__EXERCISE DETAILS__.
Scan the lines below for "JSON"; report the number of lines that contain it, and only that.

== EXTRACTED ENTRIES ==

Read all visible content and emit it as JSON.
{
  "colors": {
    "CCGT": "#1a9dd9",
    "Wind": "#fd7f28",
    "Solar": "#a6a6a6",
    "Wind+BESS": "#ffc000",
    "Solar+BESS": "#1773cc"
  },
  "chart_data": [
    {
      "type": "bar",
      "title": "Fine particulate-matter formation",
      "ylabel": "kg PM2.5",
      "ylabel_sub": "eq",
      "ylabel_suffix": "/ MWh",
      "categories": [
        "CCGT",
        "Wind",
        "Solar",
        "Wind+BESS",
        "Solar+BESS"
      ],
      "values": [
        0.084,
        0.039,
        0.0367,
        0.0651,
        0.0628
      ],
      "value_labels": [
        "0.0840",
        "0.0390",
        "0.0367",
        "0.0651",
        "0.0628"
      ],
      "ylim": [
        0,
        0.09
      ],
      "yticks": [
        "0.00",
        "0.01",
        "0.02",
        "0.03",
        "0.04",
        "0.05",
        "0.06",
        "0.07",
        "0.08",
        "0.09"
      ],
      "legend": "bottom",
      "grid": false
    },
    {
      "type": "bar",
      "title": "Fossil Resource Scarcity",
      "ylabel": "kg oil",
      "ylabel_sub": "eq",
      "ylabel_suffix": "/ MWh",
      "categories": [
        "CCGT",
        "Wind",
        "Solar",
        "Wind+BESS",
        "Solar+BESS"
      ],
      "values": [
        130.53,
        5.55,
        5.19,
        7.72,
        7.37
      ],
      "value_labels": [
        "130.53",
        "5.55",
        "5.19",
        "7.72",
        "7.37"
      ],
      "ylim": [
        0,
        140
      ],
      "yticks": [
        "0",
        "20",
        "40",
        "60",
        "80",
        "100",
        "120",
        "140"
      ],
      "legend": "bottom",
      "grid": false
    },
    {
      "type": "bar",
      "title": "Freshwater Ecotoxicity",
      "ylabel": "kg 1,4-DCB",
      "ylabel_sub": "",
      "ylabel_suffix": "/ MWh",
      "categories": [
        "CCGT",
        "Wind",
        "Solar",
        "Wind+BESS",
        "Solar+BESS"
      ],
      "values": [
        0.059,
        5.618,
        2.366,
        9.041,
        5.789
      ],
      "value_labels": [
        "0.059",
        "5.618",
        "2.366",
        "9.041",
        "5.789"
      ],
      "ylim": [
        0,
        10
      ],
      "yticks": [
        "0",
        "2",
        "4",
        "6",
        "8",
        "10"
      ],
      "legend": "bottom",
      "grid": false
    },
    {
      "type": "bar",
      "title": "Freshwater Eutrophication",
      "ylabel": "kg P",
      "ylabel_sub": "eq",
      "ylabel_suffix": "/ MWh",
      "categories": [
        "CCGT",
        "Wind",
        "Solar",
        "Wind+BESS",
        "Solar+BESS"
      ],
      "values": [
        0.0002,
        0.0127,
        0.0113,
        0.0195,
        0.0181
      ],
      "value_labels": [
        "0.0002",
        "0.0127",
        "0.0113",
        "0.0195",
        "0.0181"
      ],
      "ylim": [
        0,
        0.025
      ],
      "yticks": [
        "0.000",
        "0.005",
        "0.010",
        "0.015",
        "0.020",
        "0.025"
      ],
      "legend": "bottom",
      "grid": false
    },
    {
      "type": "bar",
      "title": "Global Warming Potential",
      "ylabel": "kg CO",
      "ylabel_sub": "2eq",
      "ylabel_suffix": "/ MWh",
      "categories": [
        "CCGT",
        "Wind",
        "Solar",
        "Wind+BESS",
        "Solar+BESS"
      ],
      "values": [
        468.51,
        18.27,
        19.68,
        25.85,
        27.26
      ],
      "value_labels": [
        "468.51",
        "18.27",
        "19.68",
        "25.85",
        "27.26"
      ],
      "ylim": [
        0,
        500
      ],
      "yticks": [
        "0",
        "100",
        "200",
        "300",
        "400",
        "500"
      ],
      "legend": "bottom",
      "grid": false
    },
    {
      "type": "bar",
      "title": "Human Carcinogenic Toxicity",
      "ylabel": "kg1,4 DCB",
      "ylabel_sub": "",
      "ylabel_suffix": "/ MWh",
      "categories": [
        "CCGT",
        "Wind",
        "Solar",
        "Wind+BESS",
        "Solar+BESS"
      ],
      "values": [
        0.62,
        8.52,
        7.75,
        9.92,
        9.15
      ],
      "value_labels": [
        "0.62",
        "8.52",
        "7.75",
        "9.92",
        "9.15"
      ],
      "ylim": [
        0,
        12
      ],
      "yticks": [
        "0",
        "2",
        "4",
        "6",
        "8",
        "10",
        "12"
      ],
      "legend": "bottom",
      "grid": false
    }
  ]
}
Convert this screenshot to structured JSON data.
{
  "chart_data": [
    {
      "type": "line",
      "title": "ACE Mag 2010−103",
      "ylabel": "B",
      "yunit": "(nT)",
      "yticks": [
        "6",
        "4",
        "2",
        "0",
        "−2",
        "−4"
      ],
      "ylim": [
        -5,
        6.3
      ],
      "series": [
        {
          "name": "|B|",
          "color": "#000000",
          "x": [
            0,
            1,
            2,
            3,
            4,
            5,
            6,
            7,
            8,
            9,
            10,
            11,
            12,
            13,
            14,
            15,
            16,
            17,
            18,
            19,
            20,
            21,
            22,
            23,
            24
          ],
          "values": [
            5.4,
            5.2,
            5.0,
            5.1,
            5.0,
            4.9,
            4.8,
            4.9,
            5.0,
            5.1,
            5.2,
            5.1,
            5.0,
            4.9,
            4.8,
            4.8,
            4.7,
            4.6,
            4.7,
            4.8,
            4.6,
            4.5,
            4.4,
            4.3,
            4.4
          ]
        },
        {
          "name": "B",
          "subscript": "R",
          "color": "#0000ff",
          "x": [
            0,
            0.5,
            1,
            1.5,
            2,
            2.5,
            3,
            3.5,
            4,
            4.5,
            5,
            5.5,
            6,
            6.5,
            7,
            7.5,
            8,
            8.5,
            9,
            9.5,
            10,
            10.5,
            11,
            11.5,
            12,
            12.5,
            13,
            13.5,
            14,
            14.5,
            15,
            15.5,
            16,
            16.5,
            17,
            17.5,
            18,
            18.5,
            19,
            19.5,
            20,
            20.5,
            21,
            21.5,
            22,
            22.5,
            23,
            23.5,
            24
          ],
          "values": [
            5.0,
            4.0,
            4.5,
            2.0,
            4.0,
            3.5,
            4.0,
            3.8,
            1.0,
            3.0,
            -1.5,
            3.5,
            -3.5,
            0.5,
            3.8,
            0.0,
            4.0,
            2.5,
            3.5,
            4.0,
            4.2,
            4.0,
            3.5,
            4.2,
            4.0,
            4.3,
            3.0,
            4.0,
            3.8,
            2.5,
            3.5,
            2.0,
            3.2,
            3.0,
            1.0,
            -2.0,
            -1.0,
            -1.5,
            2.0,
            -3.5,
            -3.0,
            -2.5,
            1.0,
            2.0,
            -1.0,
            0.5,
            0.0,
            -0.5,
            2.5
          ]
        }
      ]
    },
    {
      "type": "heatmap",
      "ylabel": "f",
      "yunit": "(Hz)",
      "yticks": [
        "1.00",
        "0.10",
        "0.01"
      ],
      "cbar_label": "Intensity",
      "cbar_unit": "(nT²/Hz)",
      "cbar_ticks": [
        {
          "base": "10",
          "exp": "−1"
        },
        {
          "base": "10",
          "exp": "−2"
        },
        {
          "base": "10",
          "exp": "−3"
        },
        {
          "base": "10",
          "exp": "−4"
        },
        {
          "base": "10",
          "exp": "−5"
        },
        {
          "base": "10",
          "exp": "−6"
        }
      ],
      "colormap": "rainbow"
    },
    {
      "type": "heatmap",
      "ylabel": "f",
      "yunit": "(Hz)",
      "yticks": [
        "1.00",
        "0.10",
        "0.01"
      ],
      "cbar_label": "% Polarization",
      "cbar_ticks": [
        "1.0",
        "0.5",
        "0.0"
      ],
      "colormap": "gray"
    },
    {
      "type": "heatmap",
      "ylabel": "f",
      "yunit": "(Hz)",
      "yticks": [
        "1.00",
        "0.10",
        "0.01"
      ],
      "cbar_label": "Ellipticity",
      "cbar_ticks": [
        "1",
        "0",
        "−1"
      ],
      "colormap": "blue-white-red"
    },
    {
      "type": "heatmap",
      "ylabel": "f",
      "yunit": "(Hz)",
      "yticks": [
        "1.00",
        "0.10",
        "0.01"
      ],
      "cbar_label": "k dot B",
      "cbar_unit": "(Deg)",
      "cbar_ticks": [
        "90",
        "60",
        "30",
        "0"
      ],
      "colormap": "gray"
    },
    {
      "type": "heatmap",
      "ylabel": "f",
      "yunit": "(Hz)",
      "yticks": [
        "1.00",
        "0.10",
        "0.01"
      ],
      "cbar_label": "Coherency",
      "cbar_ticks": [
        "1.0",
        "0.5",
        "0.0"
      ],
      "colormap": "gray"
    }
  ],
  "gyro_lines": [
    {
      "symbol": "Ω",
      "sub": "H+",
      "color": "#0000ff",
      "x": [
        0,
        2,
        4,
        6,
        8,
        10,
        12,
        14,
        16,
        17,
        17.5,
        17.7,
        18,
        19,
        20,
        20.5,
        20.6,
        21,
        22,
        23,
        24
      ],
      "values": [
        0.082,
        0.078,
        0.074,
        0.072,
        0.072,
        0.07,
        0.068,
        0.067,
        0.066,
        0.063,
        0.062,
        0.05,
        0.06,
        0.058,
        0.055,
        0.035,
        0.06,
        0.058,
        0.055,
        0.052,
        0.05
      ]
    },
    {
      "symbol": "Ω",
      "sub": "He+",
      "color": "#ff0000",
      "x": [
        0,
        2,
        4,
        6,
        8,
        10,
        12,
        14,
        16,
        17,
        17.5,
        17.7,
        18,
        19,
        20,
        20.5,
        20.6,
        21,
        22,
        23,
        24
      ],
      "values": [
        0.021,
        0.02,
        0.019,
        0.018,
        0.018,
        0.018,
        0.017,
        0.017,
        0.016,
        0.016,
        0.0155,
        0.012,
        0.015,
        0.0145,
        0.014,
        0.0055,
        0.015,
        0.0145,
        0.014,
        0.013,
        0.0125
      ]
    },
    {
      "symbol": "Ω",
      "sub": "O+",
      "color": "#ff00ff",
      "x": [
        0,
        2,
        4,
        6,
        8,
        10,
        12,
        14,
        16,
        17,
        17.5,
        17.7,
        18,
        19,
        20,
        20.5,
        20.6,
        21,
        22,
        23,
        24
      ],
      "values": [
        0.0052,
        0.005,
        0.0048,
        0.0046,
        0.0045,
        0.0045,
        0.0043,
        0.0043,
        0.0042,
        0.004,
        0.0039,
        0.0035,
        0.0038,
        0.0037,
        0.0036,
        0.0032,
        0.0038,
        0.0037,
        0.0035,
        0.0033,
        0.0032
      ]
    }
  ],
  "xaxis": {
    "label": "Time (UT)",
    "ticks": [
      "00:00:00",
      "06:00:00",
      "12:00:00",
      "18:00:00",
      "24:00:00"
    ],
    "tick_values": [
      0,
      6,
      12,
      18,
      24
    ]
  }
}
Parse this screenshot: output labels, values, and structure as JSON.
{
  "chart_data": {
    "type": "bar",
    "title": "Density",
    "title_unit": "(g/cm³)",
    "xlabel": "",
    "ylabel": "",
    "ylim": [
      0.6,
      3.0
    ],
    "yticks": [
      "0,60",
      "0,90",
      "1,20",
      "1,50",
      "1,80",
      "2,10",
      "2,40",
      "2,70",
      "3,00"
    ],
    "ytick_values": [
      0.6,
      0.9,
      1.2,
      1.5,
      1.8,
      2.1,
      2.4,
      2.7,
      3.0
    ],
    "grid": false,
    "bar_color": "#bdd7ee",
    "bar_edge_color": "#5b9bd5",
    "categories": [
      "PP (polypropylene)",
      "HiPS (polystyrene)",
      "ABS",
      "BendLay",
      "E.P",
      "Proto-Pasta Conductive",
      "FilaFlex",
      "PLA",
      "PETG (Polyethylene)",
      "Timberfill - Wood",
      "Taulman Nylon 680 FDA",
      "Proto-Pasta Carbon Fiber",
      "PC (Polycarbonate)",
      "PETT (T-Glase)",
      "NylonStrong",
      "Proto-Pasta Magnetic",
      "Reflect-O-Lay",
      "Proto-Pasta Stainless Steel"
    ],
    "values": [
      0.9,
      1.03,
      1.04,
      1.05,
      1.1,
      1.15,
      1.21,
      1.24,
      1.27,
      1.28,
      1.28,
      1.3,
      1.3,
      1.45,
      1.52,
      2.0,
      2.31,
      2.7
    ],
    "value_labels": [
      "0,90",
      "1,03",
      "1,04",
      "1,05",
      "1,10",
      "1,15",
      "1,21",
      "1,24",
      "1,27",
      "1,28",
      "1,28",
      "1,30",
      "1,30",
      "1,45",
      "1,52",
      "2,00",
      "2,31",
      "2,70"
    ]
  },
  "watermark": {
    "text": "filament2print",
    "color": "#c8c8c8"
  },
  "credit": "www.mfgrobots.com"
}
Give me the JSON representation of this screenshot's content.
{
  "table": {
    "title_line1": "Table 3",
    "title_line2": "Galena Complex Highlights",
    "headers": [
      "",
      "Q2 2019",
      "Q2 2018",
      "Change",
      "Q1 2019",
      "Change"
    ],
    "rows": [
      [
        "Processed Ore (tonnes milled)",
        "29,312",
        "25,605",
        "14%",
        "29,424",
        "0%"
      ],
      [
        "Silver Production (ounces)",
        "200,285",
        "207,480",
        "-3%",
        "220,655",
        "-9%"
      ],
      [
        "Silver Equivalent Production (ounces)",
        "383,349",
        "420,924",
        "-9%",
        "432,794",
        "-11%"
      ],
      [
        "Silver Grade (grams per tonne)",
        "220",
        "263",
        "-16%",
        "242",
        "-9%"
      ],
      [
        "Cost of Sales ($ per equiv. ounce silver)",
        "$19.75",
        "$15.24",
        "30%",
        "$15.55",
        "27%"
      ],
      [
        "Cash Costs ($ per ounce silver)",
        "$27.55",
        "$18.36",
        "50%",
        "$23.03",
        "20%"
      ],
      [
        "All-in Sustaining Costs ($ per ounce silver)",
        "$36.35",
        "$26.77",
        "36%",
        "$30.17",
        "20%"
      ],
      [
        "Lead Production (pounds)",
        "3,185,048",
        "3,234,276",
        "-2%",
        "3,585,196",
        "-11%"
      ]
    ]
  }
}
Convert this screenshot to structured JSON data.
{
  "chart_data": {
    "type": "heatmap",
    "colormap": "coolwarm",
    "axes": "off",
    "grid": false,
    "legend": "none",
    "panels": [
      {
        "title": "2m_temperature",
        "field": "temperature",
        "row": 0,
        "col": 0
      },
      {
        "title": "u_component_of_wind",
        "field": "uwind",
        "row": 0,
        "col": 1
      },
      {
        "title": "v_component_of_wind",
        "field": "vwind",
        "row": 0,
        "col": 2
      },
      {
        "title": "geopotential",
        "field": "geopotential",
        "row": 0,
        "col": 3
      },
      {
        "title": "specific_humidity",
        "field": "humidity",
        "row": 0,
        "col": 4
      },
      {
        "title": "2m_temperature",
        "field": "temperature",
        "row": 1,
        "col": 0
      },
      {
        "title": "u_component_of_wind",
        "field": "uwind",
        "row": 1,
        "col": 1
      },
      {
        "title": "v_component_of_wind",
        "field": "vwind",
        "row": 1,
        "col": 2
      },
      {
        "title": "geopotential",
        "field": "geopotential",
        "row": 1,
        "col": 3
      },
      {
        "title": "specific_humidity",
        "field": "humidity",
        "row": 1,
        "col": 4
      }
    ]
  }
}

===

__TASK SOLUTION__.
5